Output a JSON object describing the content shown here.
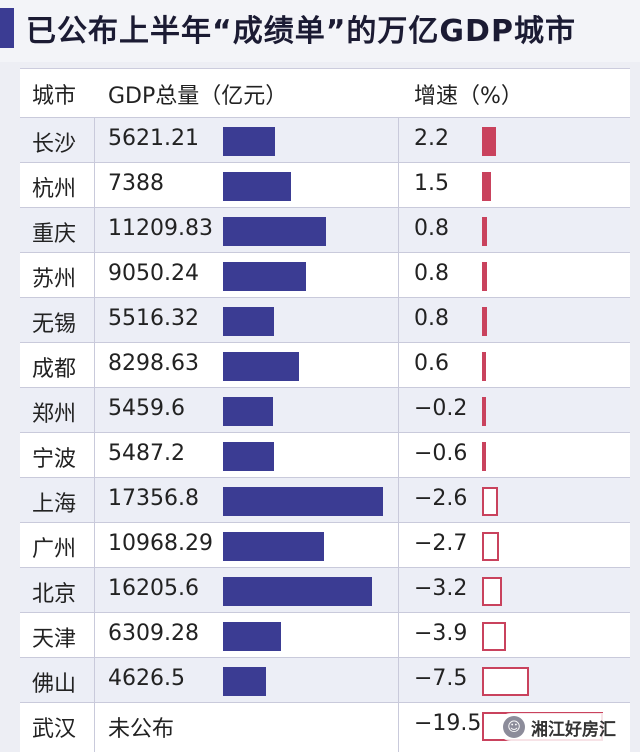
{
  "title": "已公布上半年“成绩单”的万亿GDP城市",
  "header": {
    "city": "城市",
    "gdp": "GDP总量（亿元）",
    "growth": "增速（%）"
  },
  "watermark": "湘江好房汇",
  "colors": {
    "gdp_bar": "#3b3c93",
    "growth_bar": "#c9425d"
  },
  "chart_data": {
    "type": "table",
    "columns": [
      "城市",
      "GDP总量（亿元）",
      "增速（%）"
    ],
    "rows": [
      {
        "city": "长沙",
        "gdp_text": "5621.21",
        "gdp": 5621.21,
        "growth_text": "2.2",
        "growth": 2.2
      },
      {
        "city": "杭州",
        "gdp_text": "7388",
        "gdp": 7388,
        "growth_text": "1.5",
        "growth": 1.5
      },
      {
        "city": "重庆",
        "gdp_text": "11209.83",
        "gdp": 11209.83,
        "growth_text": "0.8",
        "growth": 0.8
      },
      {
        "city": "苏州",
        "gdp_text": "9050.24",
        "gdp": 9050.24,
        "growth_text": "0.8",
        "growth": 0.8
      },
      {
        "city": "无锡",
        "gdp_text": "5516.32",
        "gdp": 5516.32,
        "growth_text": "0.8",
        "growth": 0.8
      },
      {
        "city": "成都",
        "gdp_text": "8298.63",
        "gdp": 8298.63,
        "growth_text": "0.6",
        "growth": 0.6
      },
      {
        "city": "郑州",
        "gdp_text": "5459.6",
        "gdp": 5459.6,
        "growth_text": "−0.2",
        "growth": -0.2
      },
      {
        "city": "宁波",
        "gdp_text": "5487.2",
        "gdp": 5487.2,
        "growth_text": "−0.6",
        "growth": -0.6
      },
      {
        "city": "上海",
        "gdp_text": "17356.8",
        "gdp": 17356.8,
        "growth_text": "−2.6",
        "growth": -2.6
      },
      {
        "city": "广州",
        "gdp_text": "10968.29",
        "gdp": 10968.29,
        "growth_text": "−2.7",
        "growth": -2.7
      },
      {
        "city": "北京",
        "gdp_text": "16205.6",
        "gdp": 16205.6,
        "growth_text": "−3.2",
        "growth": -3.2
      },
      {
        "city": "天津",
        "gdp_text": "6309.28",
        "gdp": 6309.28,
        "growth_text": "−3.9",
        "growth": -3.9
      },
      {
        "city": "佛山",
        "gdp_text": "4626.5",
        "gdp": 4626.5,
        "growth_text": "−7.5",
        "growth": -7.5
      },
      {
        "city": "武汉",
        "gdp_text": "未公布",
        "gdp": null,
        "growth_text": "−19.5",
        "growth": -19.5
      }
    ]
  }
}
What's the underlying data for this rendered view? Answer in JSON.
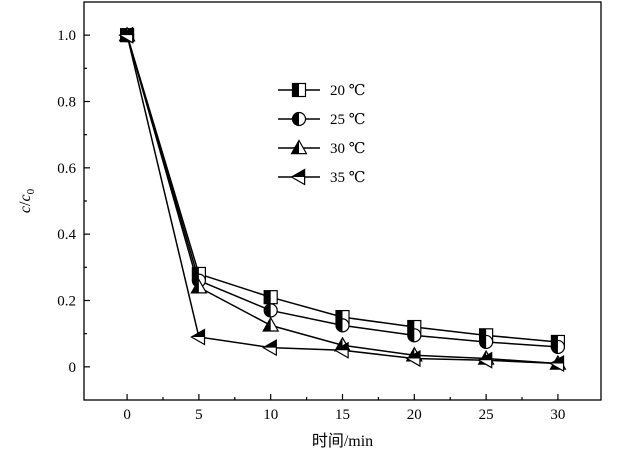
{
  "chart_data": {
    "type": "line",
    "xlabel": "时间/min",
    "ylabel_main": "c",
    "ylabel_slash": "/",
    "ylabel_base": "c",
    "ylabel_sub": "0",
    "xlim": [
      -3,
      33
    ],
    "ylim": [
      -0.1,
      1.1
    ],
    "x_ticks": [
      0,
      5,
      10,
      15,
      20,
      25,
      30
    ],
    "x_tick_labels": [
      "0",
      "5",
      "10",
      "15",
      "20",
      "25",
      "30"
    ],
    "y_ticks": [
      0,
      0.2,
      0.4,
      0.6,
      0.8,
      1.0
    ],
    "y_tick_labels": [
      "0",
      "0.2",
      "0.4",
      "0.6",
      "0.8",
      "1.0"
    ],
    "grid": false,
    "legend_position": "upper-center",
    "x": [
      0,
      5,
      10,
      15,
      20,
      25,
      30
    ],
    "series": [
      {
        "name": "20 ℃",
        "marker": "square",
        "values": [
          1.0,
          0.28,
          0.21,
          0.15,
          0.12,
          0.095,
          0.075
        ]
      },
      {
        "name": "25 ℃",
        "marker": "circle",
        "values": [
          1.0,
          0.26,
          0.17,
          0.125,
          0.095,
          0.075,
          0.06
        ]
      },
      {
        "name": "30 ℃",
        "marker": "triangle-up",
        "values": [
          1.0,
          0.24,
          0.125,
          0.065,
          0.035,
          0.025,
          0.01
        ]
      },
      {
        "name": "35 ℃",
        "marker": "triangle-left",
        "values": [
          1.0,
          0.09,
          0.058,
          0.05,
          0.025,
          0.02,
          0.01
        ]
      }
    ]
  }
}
....
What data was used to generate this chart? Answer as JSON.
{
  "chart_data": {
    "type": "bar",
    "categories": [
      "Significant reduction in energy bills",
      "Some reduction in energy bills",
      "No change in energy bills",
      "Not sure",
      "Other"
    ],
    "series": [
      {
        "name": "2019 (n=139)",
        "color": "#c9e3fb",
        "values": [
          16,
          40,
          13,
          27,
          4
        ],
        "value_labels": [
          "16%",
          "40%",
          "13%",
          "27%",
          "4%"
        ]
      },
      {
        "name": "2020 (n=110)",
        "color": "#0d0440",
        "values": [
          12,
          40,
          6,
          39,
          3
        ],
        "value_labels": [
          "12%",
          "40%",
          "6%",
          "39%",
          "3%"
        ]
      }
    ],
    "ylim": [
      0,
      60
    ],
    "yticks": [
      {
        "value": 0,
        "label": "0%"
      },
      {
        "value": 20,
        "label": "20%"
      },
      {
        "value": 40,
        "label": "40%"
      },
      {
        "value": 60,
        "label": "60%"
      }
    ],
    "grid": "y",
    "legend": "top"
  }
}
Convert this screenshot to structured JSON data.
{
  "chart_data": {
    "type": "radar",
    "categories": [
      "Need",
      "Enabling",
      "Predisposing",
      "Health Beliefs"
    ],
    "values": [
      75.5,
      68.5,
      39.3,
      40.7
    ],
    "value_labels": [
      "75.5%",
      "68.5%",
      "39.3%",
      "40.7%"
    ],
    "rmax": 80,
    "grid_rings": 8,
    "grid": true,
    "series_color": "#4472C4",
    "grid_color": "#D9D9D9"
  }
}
....
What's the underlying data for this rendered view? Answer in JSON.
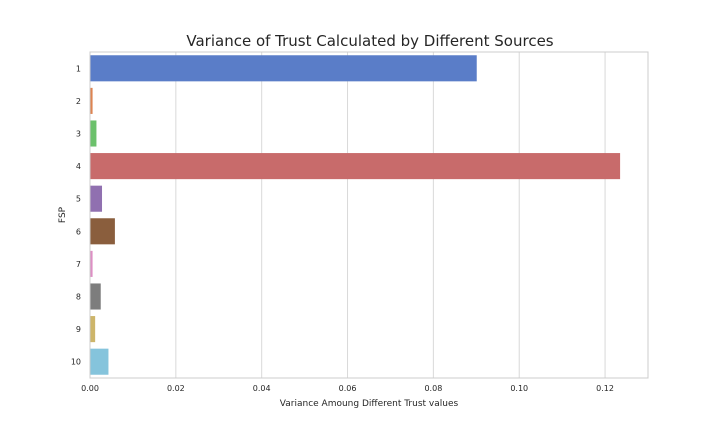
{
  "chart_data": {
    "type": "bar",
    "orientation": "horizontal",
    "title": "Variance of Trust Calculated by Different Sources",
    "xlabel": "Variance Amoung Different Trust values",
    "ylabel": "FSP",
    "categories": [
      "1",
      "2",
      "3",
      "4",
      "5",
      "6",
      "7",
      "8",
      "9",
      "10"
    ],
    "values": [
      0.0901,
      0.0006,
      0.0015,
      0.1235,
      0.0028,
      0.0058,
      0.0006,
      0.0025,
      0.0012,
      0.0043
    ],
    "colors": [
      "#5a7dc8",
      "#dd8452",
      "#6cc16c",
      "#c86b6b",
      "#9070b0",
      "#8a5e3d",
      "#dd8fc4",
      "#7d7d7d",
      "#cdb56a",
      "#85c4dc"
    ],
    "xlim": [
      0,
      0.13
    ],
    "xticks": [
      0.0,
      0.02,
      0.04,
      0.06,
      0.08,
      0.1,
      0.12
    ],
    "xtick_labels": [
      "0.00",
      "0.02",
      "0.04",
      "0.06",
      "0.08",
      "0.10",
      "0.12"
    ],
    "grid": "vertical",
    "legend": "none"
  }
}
....
## [TASK PROMPT]
Report back each line of the entries that holds the string "Different".

## [RESPONSE FOR THIS EXERCISE]
    "title": "Variance of Trust Calculated by Different Sources",
    "xlabel": "Variance Amoung Different Trust values",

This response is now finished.